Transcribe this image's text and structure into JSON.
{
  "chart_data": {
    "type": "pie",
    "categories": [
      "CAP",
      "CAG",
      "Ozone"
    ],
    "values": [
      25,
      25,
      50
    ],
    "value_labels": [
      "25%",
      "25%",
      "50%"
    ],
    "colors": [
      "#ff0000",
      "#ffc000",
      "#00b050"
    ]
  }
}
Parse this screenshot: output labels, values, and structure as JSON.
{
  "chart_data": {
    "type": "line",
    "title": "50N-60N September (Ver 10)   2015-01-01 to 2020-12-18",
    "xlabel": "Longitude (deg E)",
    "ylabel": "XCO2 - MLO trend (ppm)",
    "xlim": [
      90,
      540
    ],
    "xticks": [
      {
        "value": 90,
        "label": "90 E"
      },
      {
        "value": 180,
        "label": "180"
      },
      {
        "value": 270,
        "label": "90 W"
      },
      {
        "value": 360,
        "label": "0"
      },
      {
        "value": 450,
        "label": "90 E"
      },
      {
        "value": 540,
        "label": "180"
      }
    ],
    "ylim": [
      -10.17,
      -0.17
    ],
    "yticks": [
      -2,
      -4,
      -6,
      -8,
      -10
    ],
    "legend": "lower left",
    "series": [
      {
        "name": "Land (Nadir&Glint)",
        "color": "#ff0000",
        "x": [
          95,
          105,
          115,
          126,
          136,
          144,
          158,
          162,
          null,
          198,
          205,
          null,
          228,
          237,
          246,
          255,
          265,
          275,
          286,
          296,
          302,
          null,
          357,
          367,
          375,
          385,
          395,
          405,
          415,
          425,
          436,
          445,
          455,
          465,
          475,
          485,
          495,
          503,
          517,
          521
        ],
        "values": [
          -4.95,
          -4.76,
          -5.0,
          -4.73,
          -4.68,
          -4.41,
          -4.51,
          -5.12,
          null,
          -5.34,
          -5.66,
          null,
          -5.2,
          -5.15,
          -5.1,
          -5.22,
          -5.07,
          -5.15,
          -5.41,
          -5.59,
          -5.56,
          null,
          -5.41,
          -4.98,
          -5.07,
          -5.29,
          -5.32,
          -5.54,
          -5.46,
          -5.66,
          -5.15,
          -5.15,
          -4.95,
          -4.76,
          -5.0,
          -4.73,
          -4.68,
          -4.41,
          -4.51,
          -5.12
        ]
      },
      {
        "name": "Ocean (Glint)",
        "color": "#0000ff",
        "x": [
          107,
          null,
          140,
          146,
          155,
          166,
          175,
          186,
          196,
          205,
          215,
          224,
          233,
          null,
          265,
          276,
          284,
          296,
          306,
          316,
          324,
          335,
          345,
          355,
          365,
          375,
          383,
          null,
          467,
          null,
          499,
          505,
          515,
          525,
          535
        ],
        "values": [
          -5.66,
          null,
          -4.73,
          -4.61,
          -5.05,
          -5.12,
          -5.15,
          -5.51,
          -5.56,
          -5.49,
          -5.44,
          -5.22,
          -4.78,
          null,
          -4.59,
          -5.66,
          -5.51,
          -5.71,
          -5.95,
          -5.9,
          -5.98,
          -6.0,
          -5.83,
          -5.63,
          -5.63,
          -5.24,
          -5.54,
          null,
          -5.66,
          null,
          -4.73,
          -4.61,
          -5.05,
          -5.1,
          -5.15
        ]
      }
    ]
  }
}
____________
### Task objective
Extract the full set of entries word for word.

### Written reply
Transcribe this image's text and structure into JSON.
{
  "chart_data": {
    "type": "pie",
    "categories": [
      "CAP",
      "CAG",
      "Ozone"
    ],
    "values": [
      25,
      25,
      50
    ],
    "value_labels": [
      "25%",
      "25%",
      "50%"
    ],
    "colors": [
      "#ff0000",
      "#ffc000",
      "#00b050"
    ]
  }
}
Parse this screenshot: output labels, values, and structure as JSON.
{
  "chart_data": {
    "type": "line",
    "title": "50N-60N September (Ver 10)   2015-01-01 to 2020-12-18",
    "xlabel": "Longitude (deg E)",
    "ylabel": "XCO2 - MLO trend (ppm)",
    "xlim": [
      90,
      540
    ],
    "xticks": [
      {
        "value": 90,
        "label": "90 E"
      },
      {
        "value": 180,
        "label": "180"
      },
      {
        "value": 270,
        "label": "90 W"
      },
      {
        "value": 360,
        "label": "0"
      },
      {
        "value": 450,
        "label": "90 E"
      },
      {
        "value": 540,
        "label": "180"
      }
    ],
    "ylim": [
      -10.17,
      -0.17
    ],
    "yticks": [
      -2,
      -4,
      -6,
      -8,
      -10
    ],
    "legend": "lower left",
    "series": [
      {
        "name": "Land (Nadir&Glint)",
        "color": "#ff0000",
        "x": [
          95,
          105,
          115,
          126,
          136,
          144,
          158,
          162,
          null,
          198,
          205,
          null,
          228,
          237,
          246,
          255,
          265,
          275,
          286,
          296,
          302,
          null,
          357,
          367,
          375,
          385,
          395,
          405,
          415,
          425,
          436,
          445,
          455,
          465,
          475,
          485,
          495,
          503,
          517,
          521
        ],
        "values": [
          -4.95,
          -4.76,
          -5.0,
          -4.73,
          -4.68,
          -4.41,
          -4.51,
          -5.12,
          null,
          -5.34,
          -5.66,
          null,
          -5.2,
          -5.15,
          -5.1,
          -5.22,
          -5.07,
          -5.15,
          -5.41,
          -5.59,
          -5.56,
          null,
          -5.41,
          -4.98,
          -5.07,
          -5.29,
          -5.32,
          -5.54,
          -5.46,
          -5.66,
          -5.15,
          -5.15,
          -4.95,
          -4.76,
          -5.0,
          -4.73,
          -4.68,
          -4.41,
          -4.51,
          -5.12
        ]
      },
      {
        "name": "Ocean (Glint)",
        "color": "#0000ff",
        "x": [
          107,
          null,
          140,
          146,
          155,
          166,
          175,
          186,
          196,
          205,
          215,
          224,
          233,
          null,
          265,
          276,
          284,
          296,
          306,
          316,
          324,
          335,
          345,
          355,
          365,
          375,
          383,
          null,
          467,
          null,
          499,
          505,
          515,
          525,
          535
        ],
        "values": [
          -5.66,
          null,
          -4.73,
          -4.61,
          -5.05,
          -5.12,
          -5.15,
          -5.51,
          -5.56,
          -5.49,
          -5.44,
          -5.22,
          -4.78,
          null,
          -4.59,
          -5.66,
          -5.51,
          -5.71,
          -5.95,
          -5.9,
          -5.98,
          -6.0,
          -5.83,
          -5.63,
          -5.63,
          -5.24,
          -5.54,
          null,
          -5.66,
          null,
          -4.73,
          -4.61,
          -5.05,
          -5.1,
          -5.15
        ]
      }
    ]
  }
}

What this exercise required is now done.